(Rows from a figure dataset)
-------

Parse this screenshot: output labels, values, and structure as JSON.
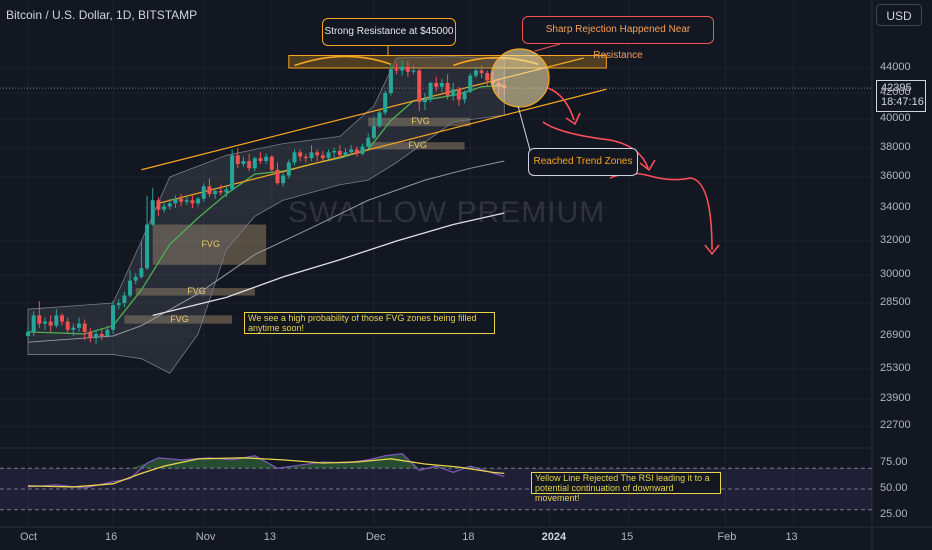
{
  "header": {
    "title": "Bitcoin / U.S. Dollar, 1D, BITSTAMP"
  },
  "currency_button": "USD",
  "price_tag": {
    "price": "42395",
    "countdown": "18:47:16"
  },
  "watermark": "SWALLOW PREMIUM",
  "annotations": {
    "resistance": "Strong Resistance at $45000",
    "rejection": "Sharp Rejection Happened Near Resistance",
    "trend_zones": "Reached Trend Zones",
    "fvg_fill": "We see a high probability of those FVG zones being filled anytime soon!",
    "rsi_note": "Yellow Line Rejected The RSI leading it to a potential continuation of downward movement!"
  },
  "fvg_labels": [
    "FVG",
    "FVG",
    "FVG",
    "FVG",
    "FVG"
  ],
  "colors": {
    "background": "#131722",
    "bull": "#26a69a",
    "bear": "#ef5350",
    "ema": "#4caf50",
    "ema_long": "#e0e0e0",
    "channel": "#f5a623",
    "fvg": "#c8a878",
    "rsi": "#7e57c2",
    "rsi_ma": "#e8d44d",
    "arrow": "#ff4f5a"
  },
  "chart_data": {
    "type": "candlestick",
    "price_axis": {
      "ticks": [
        "44000",
        "42000",
        "40000",
        "38000",
        "36000",
        "34000",
        "32000",
        "30000",
        "28500",
        "26900",
        "25300",
        "23900",
        "22700"
      ]
    },
    "rsi_axis": {
      "ticks": [
        "75.00",
        "50.00",
        "25.00"
      ]
    },
    "x_axis": {
      "ticks": [
        "Oct",
        "16",
        "Nov",
        "13",
        "Dec",
        "18",
        "2024",
        "15",
        "Feb",
        "13"
      ]
    },
    "x_tick_days": [
      0,
      15,
      31,
      43,
      61,
      78,
      92,
      106,
      123,
      135
    ],
    "candles": [
      {
        "d": 0,
        "o": 26900,
        "h": 27400,
        "c": 27100,
        "l": 26700
      },
      {
        "d": 1,
        "o": 27100,
        "h": 28100,
        "c": 27900,
        "l": 26900
      },
      {
        "d": 2,
        "o": 27900,
        "h": 28600,
        "c": 27500,
        "l": 27300
      },
      {
        "d": 3,
        "o": 27500,
        "h": 27800,
        "c": 27600,
        "l": 27200
      },
      {
        "d": 4,
        "o": 27600,
        "h": 27900,
        "c": 27400,
        "l": 27100
      },
      {
        "d": 5,
        "o": 27400,
        "h": 28200,
        "c": 27900,
        "l": 27300
      },
      {
        "d": 6,
        "o": 27900,
        "h": 28000,
        "c": 27600,
        "l": 27400
      },
      {
        "d": 7,
        "o": 27600,
        "h": 27800,
        "c": 27200,
        "l": 27000
      },
      {
        "d": 8,
        "o": 27200,
        "h": 27500,
        "c": 27300,
        "l": 26900
      },
      {
        "d": 9,
        "o": 27300,
        "h": 27800,
        "c": 27500,
        "l": 27100
      },
      {
        "d": 10,
        "o": 27500,
        "h": 27700,
        "c": 27100,
        "l": 26700
      },
      {
        "d": 11,
        "o": 27100,
        "h": 27300,
        "c": 26800,
        "l": 26600
      },
      {
        "d": 12,
        "o": 26800,
        "h": 27200,
        "c": 27000,
        "l": 26500
      },
      {
        "d": 13,
        "o": 27000,
        "h": 27300,
        "c": 26900,
        "l": 26700
      },
      {
        "d": 14,
        "o": 26900,
        "h": 27400,
        "c": 27200,
        "l": 26800
      },
      {
        "d": 15,
        "o": 27200,
        "h": 28600,
        "c": 28400,
        "l": 27000
      },
      {
        "d": 16,
        "o": 28400,
        "h": 28700,
        "c": 28500,
        "l": 28200
      },
      {
        "d": 17,
        "o": 28500,
        "h": 29100,
        "c": 28900,
        "l": 28300
      },
      {
        "d": 18,
        "o": 28900,
        "h": 30300,
        "c": 29700,
        "l": 28800
      },
      {
        "d": 19,
        "o": 29700,
        "h": 30100,
        "c": 29900,
        "l": 29500
      },
      {
        "d": 20,
        "o": 29900,
        "h": 32000,
        "c": 30400,
        "l": 29800
      },
      {
        "d": 21,
        "o": 30400,
        "h": 34800,
        "c": 33000,
        "l": 30300
      },
      {
        "d": 22,
        "o": 33000,
        "h": 35300,
        "c": 34500,
        "l": 32900
      },
      {
        "d": 23,
        "o": 34500,
        "h": 34700,
        "c": 33900,
        "l": 33500
      },
      {
        "d": 24,
        "o": 33900,
        "h": 34400,
        "c": 34100,
        "l": 33700
      },
      {
        "d": 25,
        "o": 34100,
        "h": 34600,
        "c": 34300,
        "l": 33900
      },
      {
        "d": 26,
        "o": 34300,
        "h": 34800,
        "c": 34600,
        "l": 34000
      },
      {
        "d": 27,
        "o": 34600,
        "h": 34900,
        "c": 34400,
        "l": 34100
      },
      {
        "d": 28,
        "o": 34400,
        "h": 34700,
        "c": 34500,
        "l": 34200
      },
      {
        "d": 29,
        "o": 34500,
        "h": 34800,
        "c": 34300,
        "l": 34000
      },
      {
        "d": 30,
        "o": 34300,
        "h": 34700,
        "c": 34600,
        "l": 34100
      },
      {
        "d": 31,
        "o": 34600,
        "h": 35600,
        "c": 35400,
        "l": 34400
      },
      {
        "d": 32,
        "o": 35400,
        "h": 35900,
        "c": 34900,
        "l": 34700
      },
      {
        "d": 33,
        "o": 34900,
        "h": 35300,
        "c": 35100,
        "l": 34600
      },
      {
        "d": 34,
        "o": 35100,
        "h": 35500,
        "c": 35000,
        "l": 34800
      },
      {
        "d": 35,
        "o": 35000,
        "h": 35400,
        "c": 35200,
        "l": 34700
      },
      {
        "d": 36,
        "o": 35200,
        "h": 37900,
        "c": 37500,
        "l": 35100
      },
      {
        "d": 37,
        "o": 37500,
        "h": 38000,
        "c": 36900,
        "l": 36600
      },
      {
        "d": 38,
        "o": 36900,
        "h": 37400,
        "c": 37100,
        "l": 36700
      },
      {
        "d": 39,
        "o": 37100,
        "h": 37600,
        "c": 36600,
        "l": 36400
      },
      {
        "d": 40,
        "o": 36600,
        "h": 37400,
        "c": 37300,
        "l": 36400
      },
      {
        "d": 41,
        "o": 37300,
        "h": 37700,
        "c": 37100,
        "l": 36900
      },
      {
        "d": 42,
        "o": 37100,
        "h": 37600,
        "c": 37400,
        "l": 36900
      },
      {
        "d": 43,
        "o": 37400,
        "h": 37500,
        "c": 36500,
        "l": 36300
      },
      {
        "d": 44,
        "o": 36500,
        "h": 37000,
        "c": 35600,
        "l": 35500
      },
      {
        "d": 45,
        "o": 35600,
        "h": 36300,
        "c": 36100,
        "l": 35400
      },
      {
        "d": 46,
        "o": 36100,
        "h": 37200,
        "c": 37000,
        "l": 35900
      },
      {
        "d": 47,
        "o": 37000,
        "h": 37900,
        "c": 37700,
        "l": 36800
      },
      {
        "d": 48,
        "o": 37700,
        "h": 37900,
        "c": 37400,
        "l": 37100
      },
      {
        "d": 49,
        "o": 37400,
        "h": 37600,
        "c": 37300,
        "l": 37000
      },
      {
        "d": 50,
        "o": 37300,
        "h": 38200,
        "c": 37700,
        "l": 37100
      },
      {
        "d": 51,
        "o": 37700,
        "h": 37900,
        "c": 37500,
        "l": 37100
      },
      {
        "d": 52,
        "o": 37500,
        "h": 37800,
        "c": 37300,
        "l": 37100
      },
      {
        "d": 53,
        "o": 37300,
        "h": 37900,
        "c": 37700,
        "l": 37200
      },
      {
        "d": 54,
        "o": 37700,
        "h": 38000,
        "c": 37800,
        "l": 37300
      },
      {
        "d": 55,
        "o": 37800,
        "h": 38200,
        "c": 37500,
        "l": 37300
      },
      {
        "d": 56,
        "o": 37500,
        "h": 38000,
        "c": 37700,
        "l": 37400
      },
      {
        "d": 57,
        "o": 37700,
        "h": 38200,
        "c": 37900,
        "l": 37500
      },
      {
        "d": 58,
        "o": 37900,
        "h": 38100,
        "c": 37600,
        "l": 37400
      },
      {
        "d": 59,
        "o": 37600,
        "h": 38300,
        "c": 38100,
        "l": 37500
      },
      {
        "d": 60,
        "o": 38100,
        "h": 39000,
        "c": 38700,
        "l": 37900
      },
      {
        "d": 61,
        "o": 38700,
        "h": 40200,
        "c": 39500,
        "l": 38600
      },
      {
        "d": 62,
        "o": 39500,
        "h": 40800,
        "c": 40500,
        "l": 39400
      },
      {
        "d": 63,
        "o": 40500,
        "h": 42200,
        "c": 42000,
        "l": 40300
      },
      {
        "d": 64,
        "o": 42000,
        "h": 44300,
        "c": 43900,
        "l": 41800
      },
      {
        "d": 65,
        "o": 43900,
        "h": 44400,
        "c": 43800,
        "l": 43500
      },
      {
        "d": 66,
        "o": 43800,
        "h": 44600,
        "c": 44100,
        "l": 43400
      },
      {
        "d": 67,
        "o": 44100,
        "h": 44500,
        "c": 43700,
        "l": 43300
      },
      {
        "d": 68,
        "o": 43700,
        "h": 44200,
        "c": 43800,
        "l": 43500
      },
      {
        "d": 69,
        "o": 43800,
        "h": 44000,
        "c": 41300,
        "l": 40600
      },
      {
        "d": 70,
        "o": 41300,
        "h": 42000,
        "c": 41500,
        "l": 40700
      },
      {
        "d": 71,
        "o": 41500,
        "h": 42900,
        "c": 42800,
        "l": 41300
      },
      {
        "d": 72,
        "o": 42800,
        "h": 43300,
        "c": 42500,
        "l": 42100
      },
      {
        "d": 73,
        "o": 42500,
        "h": 43100,
        "c": 42800,
        "l": 42100
      },
      {
        "d": 74,
        "o": 42800,
        "h": 43500,
        "c": 41800,
        "l": 41500
      },
      {
        "d": 75,
        "o": 41800,
        "h": 42800,
        "c": 42300,
        "l": 41400
      },
      {
        "d": 76,
        "o": 42300,
        "h": 42500,
        "c": 41500,
        "l": 41000
      },
      {
        "d": 77,
        "o": 41500,
        "h": 42200,
        "c": 42100,
        "l": 41200
      },
      {
        "d": 78,
        "o": 42100,
        "h": 43600,
        "c": 43400,
        "l": 42000
      },
      {
        "d": 79,
        "o": 43400,
        "h": 44100,
        "c": 43800,
        "l": 43200
      },
      {
        "d": 80,
        "o": 43800,
        "h": 44200,
        "c": 43600,
        "l": 43200
      },
      {
        "d": 81,
        "o": 43600,
        "h": 43800,
        "c": 43000,
        "l": 42500
      },
      {
        "d": 82,
        "o": 43000,
        "h": 43700,
        "c": 42800,
        "l": 42300
      },
      {
        "d": 83,
        "o": 42800,
        "h": 43200,
        "c": 42600,
        "l": 41800
      },
      {
        "d": 84,
        "o": 42600,
        "h": 43000,
        "c": 42400,
        "l": 42000
      }
    ],
    "ema_short": [
      [
        0,
        27100
      ],
      [
        10,
        27000
      ],
      [
        15,
        27400
      ],
      [
        20,
        29200
      ],
      [
        25,
        31800
      ],
      [
        30,
        33400
      ],
      [
        35,
        34900
      ],
      [
        40,
        36200
      ],
      [
        45,
        36400
      ],
      [
        50,
        36900
      ],
      [
        55,
        37300
      ],
      [
        60,
        37900
      ],
      [
        64,
        39900
      ],
      [
        68,
        41400
      ],
      [
        72,
        41600
      ],
      [
        76,
        41900
      ],
      [
        80,
        42500
      ],
      [
        84,
        42600
      ]
    ],
    "ema_long": [
      [
        0,
        26600
      ],
      [
        15,
        26900
      ],
      [
        20,
        27400
      ],
      [
        30,
        29000
      ],
      [
        40,
        31200
      ],
      [
        50,
        32800
      ],
      [
        60,
        34500
      ],
      [
        70,
        35800
      ],
      [
        78,
        36600
      ],
      [
        84,
        37100
      ]
    ],
    "ema_200": [
      [
        22,
        27900
      ],
      [
        35,
        28800
      ],
      [
        45,
        29900
      ],
      [
        55,
        30900
      ],
      [
        65,
        32000
      ],
      [
        75,
        33000
      ],
      [
        84,
        33700
      ]
    ],
    "bb_upper": [
      [
        0,
        28200
      ],
      [
        15,
        28500
      ],
      [
        20,
        32000
      ],
      [
        25,
        36000
      ],
      [
        35,
        37500
      ],
      [
        45,
        38300
      ],
      [
        55,
        38800
      ],
      [
        61,
        41000
      ],
      [
        65,
        44800
      ],
      [
        75,
        44900
      ],
      [
        84,
        44700
      ]
    ],
    "bb_lower": [
      [
        0,
        26000
      ],
      [
        15,
        26000
      ],
      [
        20,
        25800
      ],
      [
        25,
        25100
      ],
      [
        30,
        27000
      ],
      [
        35,
        31500
      ],
      [
        40,
        33500
      ],
      [
        45,
        34500
      ],
      [
        55,
        35500
      ],
      [
        60,
        35800
      ],
      [
        65,
        37000
      ],
      [
        75,
        39800
      ],
      [
        84,
        40300
      ]
    ],
    "channel_upper": [
      [
        20,
        36500
      ],
      [
        98,
        44800
      ]
    ],
    "channel_lower": [
      [
        23,
        34300
      ],
      [
        102,
        42300
      ]
    ],
    "resistance_zone": {
      "d0": 46,
      "d1": 102,
      "top": 45000,
      "bottom": 44000
    },
    "fvg_zones": [
      {
        "d0": 22,
        "d1": 42,
        "top": 33000,
        "bottom": 30600,
        "label": "FVG"
      },
      {
        "d0": 19,
        "d1": 40,
        "top": 29300,
        "bottom": 28900,
        "label": "FVG"
      },
      {
        "d0": 17,
        "d1": 36,
        "top": 27900,
        "bottom": 27500,
        "label": "FVG"
      },
      {
        "d0": 60,
        "d1": 78,
        "top": 40100,
        "bottom": 39500,
        "label": "FVG"
      },
      {
        "d0": 60,
        "d1": 77,
        "top": 38400,
        "bottom": 37900,
        "label": "FVG"
      }
    ],
    "rsi": [
      [
        0,
        52
      ],
      [
        5,
        54
      ],
      [
        10,
        51
      ],
      [
        15,
        57
      ],
      [
        18,
        60
      ],
      [
        21,
        75
      ],
      [
        23,
        80
      ],
      [
        27,
        78
      ],
      [
        32,
        80
      ],
      [
        36,
        78
      ],
      [
        40,
        82
      ],
      [
        44,
        70
      ],
      [
        48,
        73
      ],
      [
        52,
        76
      ],
      [
        56,
        75
      ],
      [
        60,
        78
      ],
      [
        63,
        82
      ],
      [
        66,
        84
      ],
      [
        69,
        68
      ],
      [
        72,
        72
      ],
      [
        75,
        66
      ],
      [
        78,
        72
      ],
      [
        81,
        67
      ],
      [
        84,
        62
      ]
    ],
    "rsi_ma": [
      [
        0,
        53
      ],
      [
        8,
        52
      ],
      [
        15,
        55
      ],
      [
        20,
        65
      ],
      [
        24,
        72
      ],
      [
        30,
        79
      ],
      [
        38,
        80
      ],
      [
        45,
        78
      ],
      [
        52,
        75
      ],
      [
        58,
        76
      ],
      [
        64,
        79
      ],
      [
        70,
        74
      ],
      [
        76,
        71
      ],
      [
        82,
        66
      ],
      [
        84,
        65
      ]
    ],
    "rsi_levels": [
      70,
      50,
      30
    ]
  }
}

-------

EXERCISE
Copy out each line of the data containing the string "bottom".

RESULT BELOW
      "bottom": 44000
        "bottom": 30600,
        "bottom": 28900,
        "bottom": 27500,
        "bottom": 39500,
        "bottom": 37900,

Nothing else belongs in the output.